## The exercise
Transcribe the lines below verbatim, skipping the images.

## Records shown

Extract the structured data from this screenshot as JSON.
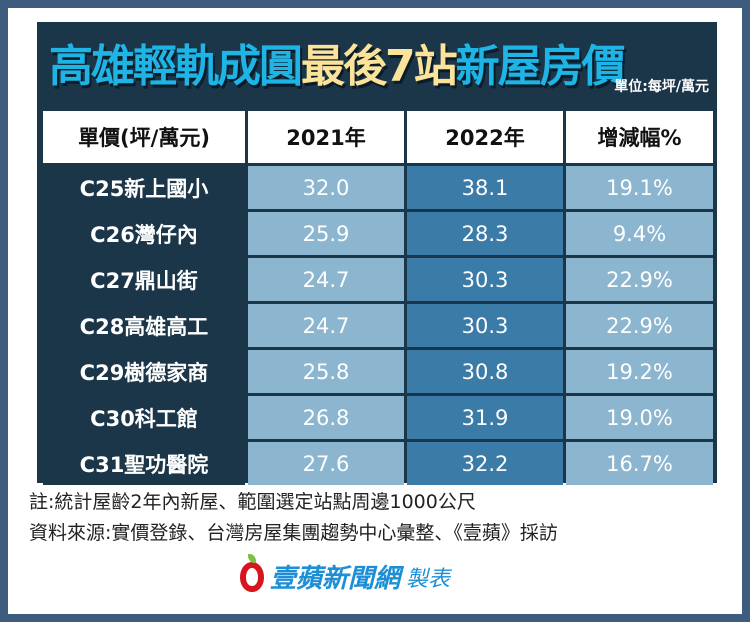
{
  "title": {
    "part1": "高雄輕軌成圓",
    "part2": "最後7站",
    "part3": "新屋房價"
  },
  "unit": "單位:每坪/萬元",
  "chart_data": {
    "type": "table",
    "columns": [
      "單價(坪/萬元)",
      "2021年",
      "2022年",
      "增減幅%"
    ],
    "rows": [
      [
        "C25新上國小",
        "32.0",
        "38.1",
        "19.1%"
      ],
      [
        "C26灣仔內",
        "25.9",
        "28.3",
        "9.4%"
      ],
      [
        "C27鼎山街",
        "24.7",
        "30.3",
        "22.9%"
      ],
      [
        "C28高雄高工",
        "24.7",
        "30.3",
        "22.9%"
      ],
      [
        "C29樹德家商",
        "25.8",
        "30.8",
        "19.2%"
      ],
      [
        "C30科工館",
        "26.8",
        "31.9",
        "19.0%"
      ],
      [
        "C31聖功醫院",
        "27.6",
        "32.2",
        "16.7%"
      ]
    ],
    "colors": {
      "label_bg": "#1b3549",
      "col_2021": "#8cb6cf",
      "col_2022": "#3a7ba8",
      "col_change": "#8cb6cf"
    }
  },
  "notes": [
    "註:統計屋齡2年內新屋、範圍選定站點周邊1000公尺",
    "資料來源:實價登錄、台灣房屋集團趨勢中心彙整、《壹蘋》採訪"
  ],
  "logo": {
    "brand": "壹蘋新聞網",
    "suffix": "製表",
    "icon": "apple-icon"
  }
}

## Exercise response
Extract the structured data from this screenshot as JSON.
{
  "title": {
    "part1": "高雄輕軌成圓",
    "part2": "最後7站",
    "part3": "新屋房價"
  },
  "unit": "單位:每坪/萬元",
  "chart_data": {
    "type": "table",
    "columns": [
      "單價(坪/萬元)",
      "2021年",
      "2022年",
      "增減幅%"
    ],
    "rows": [
      [
        "C25新上國小",
        "32.0",
        "38.1",
        "19.1%"
      ],
      [
        "C26灣仔內",
        "25.9",
        "28.3",
        "9.4%"
      ],
      [
        "C27鼎山街",
        "24.7",
        "30.3",
        "22.9%"
      ],
      [
        "C28高雄高工",
        "24.7",
        "30.3",
        "22.9%"
      ],
      [
        "C29樹德家商",
        "25.8",
        "30.8",
        "19.2%"
      ],
      [
        "C30科工館",
        "26.8",
        "31.9",
        "19.0%"
      ],
      [
        "C31聖功醫院",
        "27.6",
        "32.2",
        "16.7%"
      ]
    ],
    "colors": {
      "label_bg": "#1b3549",
      "col_2021": "#8cb6cf",
      "col_2022": "#3a7ba8",
      "col_change": "#8cb6cf"
    }
  },
  "notes": [
    "註:統計屋齡2年內新屋、範圍選定站點周邊1000公尺",
    "資料來源:實價登錄、台灣房屋集團趨勢中心彙整、《壹蘋》採訪"
  ],
  "logo": {
    "brand": "壹蘋新聞網",
    "suffix": "製表",
    "icon": "apple-icon"
  }
}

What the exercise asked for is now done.